EXCERPTED RECORDS
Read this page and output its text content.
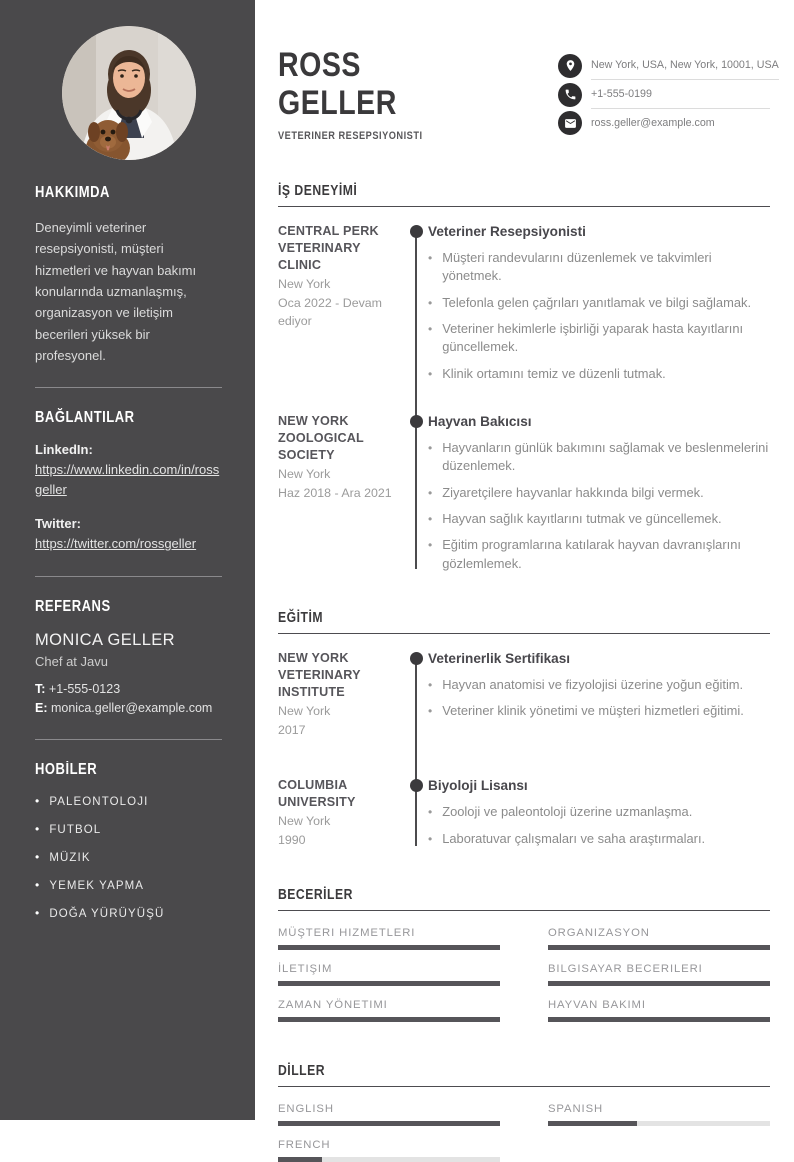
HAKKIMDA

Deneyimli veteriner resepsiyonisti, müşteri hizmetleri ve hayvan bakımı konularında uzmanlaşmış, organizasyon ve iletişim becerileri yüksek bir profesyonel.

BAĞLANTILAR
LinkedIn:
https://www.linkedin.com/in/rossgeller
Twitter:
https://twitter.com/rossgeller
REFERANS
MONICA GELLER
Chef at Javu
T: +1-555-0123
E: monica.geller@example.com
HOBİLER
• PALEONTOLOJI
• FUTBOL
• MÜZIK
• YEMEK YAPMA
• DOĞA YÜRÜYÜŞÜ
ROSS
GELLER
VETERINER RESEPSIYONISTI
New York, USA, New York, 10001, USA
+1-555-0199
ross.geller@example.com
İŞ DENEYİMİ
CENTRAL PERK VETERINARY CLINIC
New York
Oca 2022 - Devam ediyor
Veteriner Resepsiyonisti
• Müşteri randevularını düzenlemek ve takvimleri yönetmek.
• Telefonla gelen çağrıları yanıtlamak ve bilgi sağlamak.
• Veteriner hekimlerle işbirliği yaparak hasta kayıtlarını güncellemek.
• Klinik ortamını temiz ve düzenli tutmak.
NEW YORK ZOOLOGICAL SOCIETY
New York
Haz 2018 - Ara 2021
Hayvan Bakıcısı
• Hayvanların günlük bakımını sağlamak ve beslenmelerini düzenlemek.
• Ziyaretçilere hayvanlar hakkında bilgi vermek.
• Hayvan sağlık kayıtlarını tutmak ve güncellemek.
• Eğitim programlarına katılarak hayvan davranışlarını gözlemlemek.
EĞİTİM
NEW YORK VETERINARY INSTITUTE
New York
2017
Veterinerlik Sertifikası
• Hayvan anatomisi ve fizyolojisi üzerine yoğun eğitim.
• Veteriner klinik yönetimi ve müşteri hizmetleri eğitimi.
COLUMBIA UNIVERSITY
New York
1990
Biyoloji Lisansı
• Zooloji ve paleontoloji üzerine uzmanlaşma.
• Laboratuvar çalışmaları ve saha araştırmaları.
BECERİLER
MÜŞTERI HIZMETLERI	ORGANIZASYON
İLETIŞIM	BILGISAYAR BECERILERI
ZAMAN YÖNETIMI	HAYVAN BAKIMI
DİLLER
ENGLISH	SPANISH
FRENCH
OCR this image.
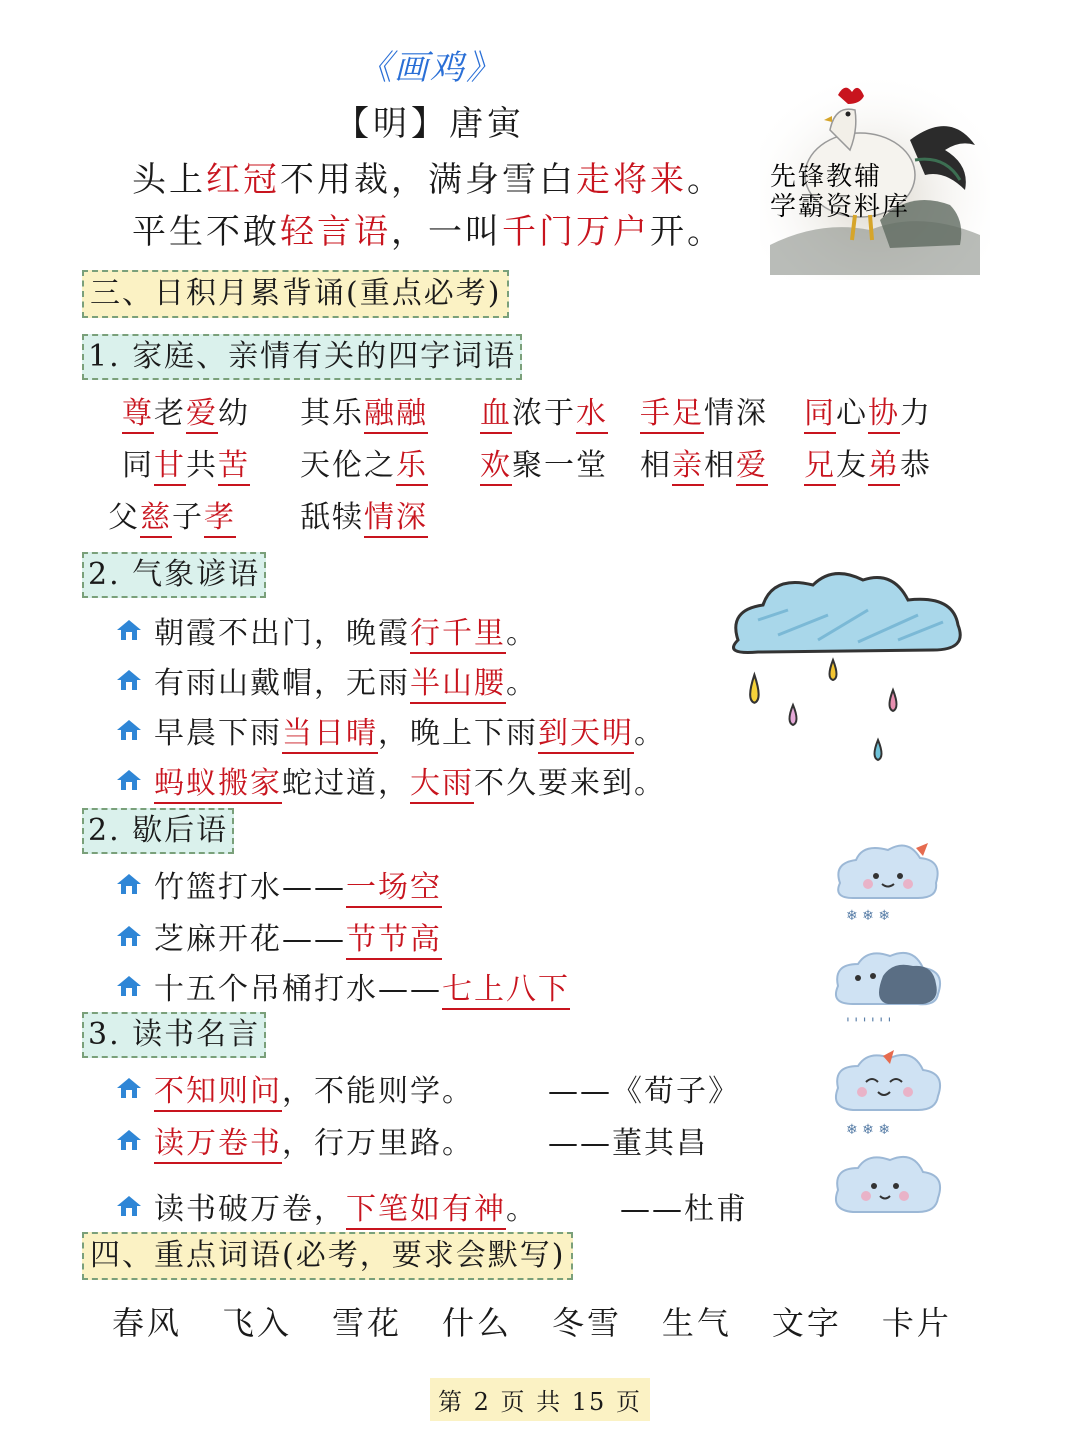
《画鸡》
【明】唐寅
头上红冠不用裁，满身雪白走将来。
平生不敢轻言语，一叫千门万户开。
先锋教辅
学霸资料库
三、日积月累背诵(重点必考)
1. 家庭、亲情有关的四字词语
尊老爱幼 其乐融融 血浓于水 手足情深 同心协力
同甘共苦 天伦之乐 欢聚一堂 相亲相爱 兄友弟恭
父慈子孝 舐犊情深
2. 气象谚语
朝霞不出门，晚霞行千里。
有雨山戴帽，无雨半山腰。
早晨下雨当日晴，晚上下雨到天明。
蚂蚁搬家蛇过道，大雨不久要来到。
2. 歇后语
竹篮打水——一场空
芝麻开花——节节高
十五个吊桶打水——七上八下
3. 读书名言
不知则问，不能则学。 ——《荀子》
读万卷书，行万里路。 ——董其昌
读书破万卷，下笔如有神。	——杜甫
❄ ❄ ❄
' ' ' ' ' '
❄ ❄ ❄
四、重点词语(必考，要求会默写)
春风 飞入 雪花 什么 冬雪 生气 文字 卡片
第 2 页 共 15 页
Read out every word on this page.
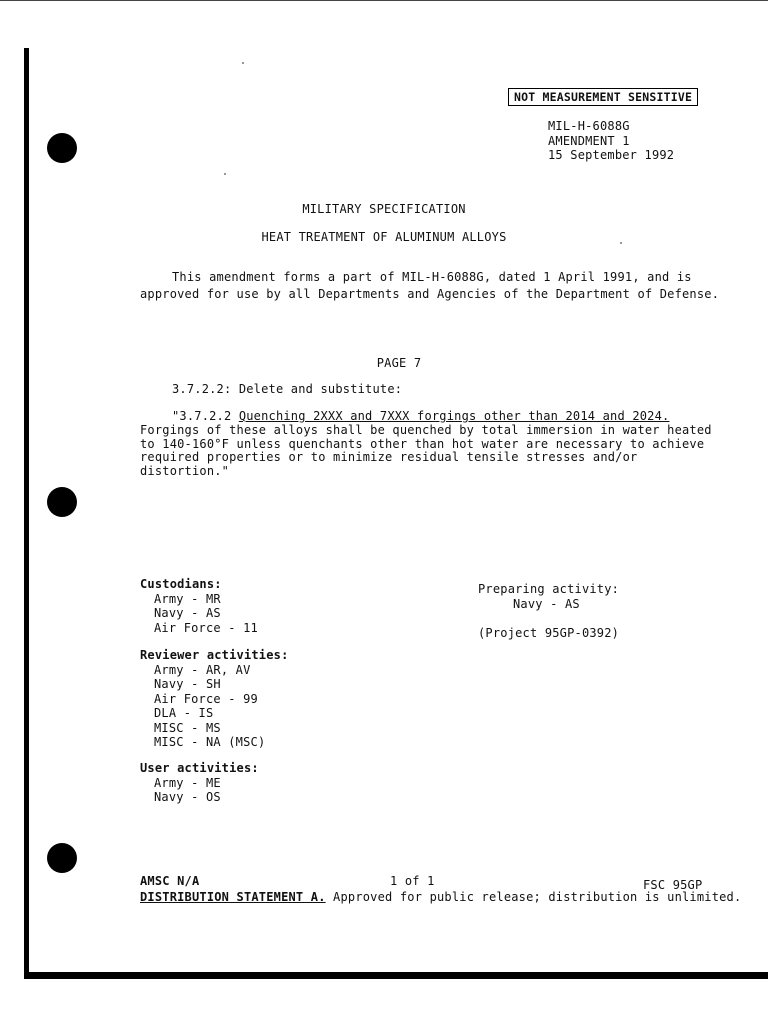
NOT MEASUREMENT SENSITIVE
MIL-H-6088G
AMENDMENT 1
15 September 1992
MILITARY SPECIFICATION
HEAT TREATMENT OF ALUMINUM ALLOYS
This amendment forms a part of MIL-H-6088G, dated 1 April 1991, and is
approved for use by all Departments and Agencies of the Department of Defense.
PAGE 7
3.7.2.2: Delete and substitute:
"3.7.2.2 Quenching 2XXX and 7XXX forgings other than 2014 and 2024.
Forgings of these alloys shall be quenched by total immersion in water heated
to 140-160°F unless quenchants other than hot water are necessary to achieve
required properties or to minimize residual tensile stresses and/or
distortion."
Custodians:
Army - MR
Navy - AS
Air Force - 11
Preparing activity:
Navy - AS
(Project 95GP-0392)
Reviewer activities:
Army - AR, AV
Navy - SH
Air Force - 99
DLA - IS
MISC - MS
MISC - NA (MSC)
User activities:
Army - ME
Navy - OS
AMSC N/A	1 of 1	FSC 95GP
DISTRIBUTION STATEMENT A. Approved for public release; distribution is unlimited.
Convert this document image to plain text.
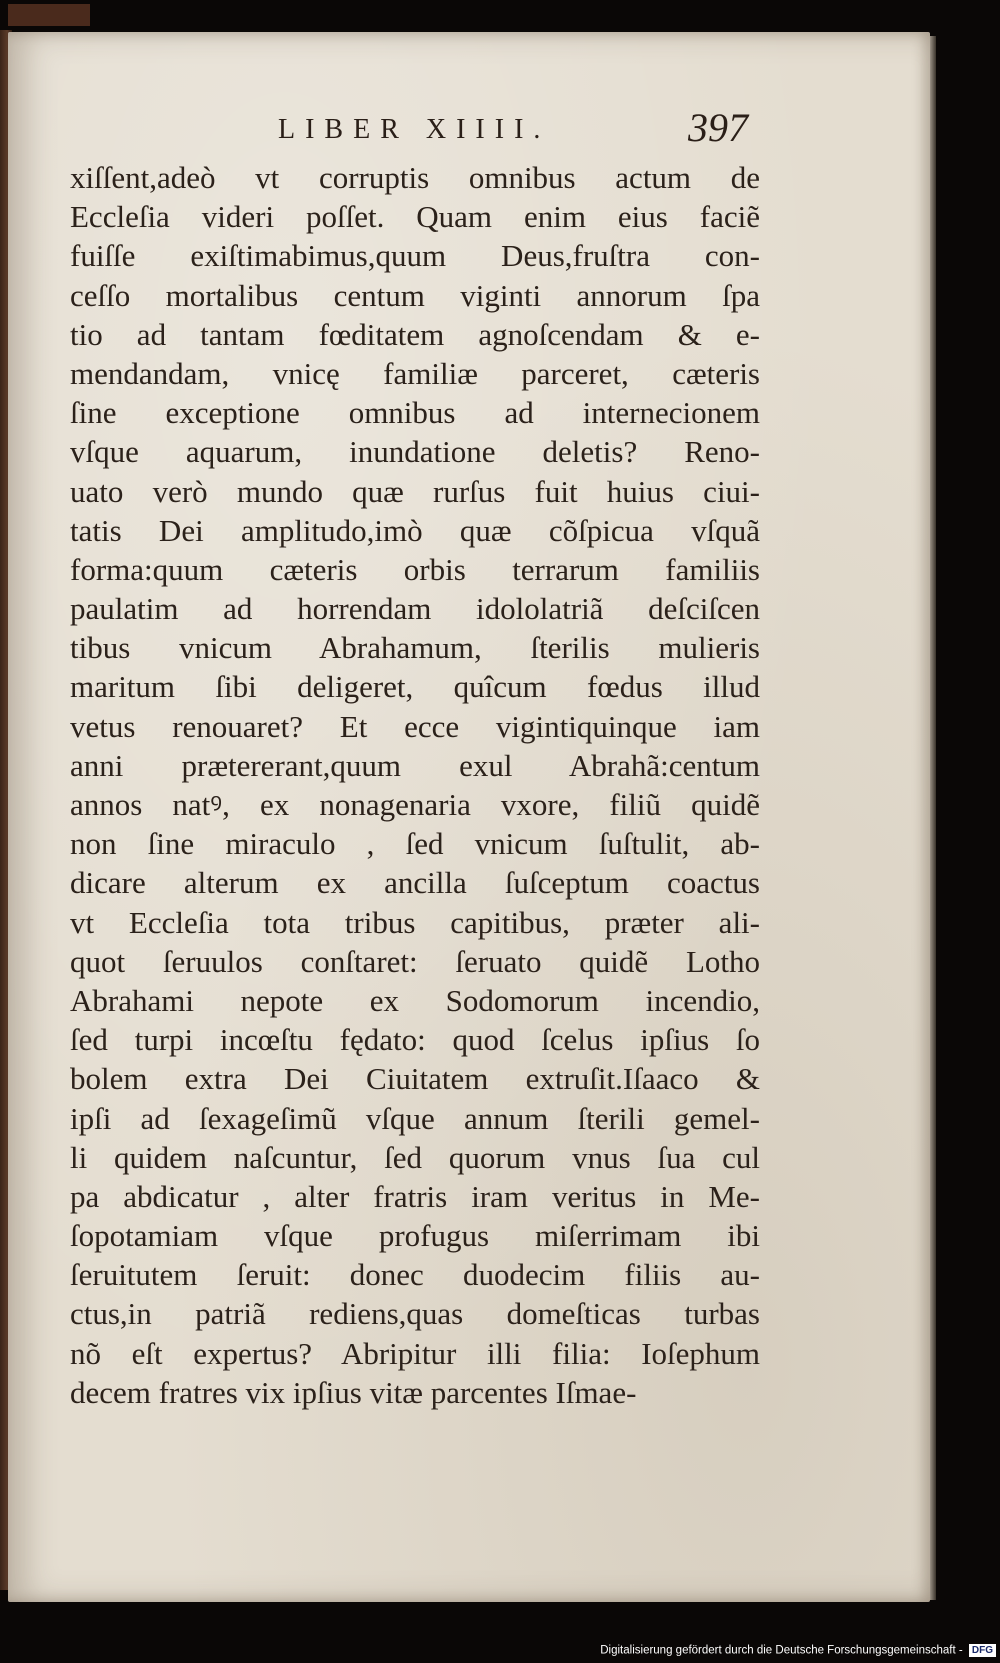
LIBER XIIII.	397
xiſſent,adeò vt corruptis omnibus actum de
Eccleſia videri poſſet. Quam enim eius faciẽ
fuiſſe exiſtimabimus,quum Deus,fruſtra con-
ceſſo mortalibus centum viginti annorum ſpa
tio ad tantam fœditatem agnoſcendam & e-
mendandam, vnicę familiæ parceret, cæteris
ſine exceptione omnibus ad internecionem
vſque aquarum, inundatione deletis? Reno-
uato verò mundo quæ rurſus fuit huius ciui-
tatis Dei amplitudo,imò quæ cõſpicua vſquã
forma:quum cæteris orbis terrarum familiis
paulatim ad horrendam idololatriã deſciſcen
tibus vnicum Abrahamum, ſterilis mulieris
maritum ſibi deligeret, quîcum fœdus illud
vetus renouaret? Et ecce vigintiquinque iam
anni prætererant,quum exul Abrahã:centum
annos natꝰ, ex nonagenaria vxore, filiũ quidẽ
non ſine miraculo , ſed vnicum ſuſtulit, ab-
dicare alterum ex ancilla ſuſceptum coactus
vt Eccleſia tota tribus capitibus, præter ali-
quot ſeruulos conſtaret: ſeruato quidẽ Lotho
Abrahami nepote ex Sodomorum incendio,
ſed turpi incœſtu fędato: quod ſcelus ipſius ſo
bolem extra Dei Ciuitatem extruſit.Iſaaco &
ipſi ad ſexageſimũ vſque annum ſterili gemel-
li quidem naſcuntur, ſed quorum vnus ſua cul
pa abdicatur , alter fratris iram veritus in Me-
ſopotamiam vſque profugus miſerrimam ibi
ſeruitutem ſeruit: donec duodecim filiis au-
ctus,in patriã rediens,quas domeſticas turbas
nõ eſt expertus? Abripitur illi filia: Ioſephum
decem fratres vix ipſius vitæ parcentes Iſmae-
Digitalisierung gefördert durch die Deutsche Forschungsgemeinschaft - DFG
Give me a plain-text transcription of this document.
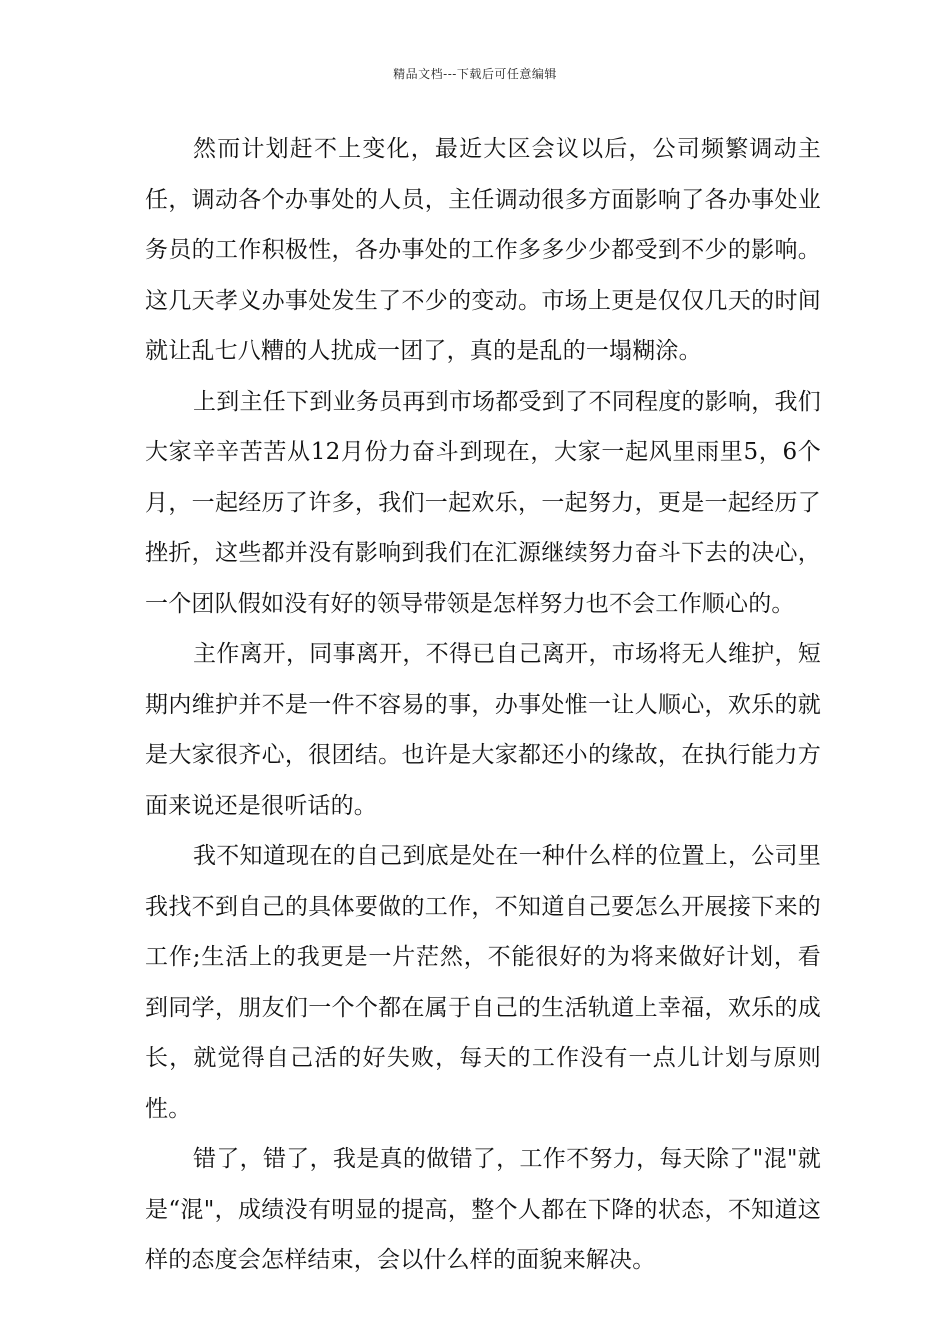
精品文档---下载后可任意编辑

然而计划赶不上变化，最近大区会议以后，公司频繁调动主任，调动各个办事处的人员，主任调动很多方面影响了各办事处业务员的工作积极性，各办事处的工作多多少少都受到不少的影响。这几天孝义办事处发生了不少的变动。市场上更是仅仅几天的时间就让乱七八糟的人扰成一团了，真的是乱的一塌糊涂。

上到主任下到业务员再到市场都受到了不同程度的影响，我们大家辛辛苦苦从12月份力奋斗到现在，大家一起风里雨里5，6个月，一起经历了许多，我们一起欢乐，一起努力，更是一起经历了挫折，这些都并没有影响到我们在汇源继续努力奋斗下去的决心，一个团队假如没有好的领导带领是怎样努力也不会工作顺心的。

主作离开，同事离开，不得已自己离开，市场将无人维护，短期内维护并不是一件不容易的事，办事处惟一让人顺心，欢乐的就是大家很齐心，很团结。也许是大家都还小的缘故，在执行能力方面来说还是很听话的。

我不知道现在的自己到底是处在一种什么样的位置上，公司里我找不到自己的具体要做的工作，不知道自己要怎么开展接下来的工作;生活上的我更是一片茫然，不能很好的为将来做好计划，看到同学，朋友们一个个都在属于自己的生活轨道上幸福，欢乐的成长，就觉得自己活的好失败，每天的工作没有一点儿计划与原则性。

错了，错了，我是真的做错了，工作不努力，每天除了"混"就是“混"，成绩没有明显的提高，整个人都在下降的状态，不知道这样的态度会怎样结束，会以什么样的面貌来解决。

WHAT YOU WILL DO
Find every line above that contains the word "example", and return each one.

EXERCISE SOLUTION
E: monica.geller@example.com
ross.geller@example.com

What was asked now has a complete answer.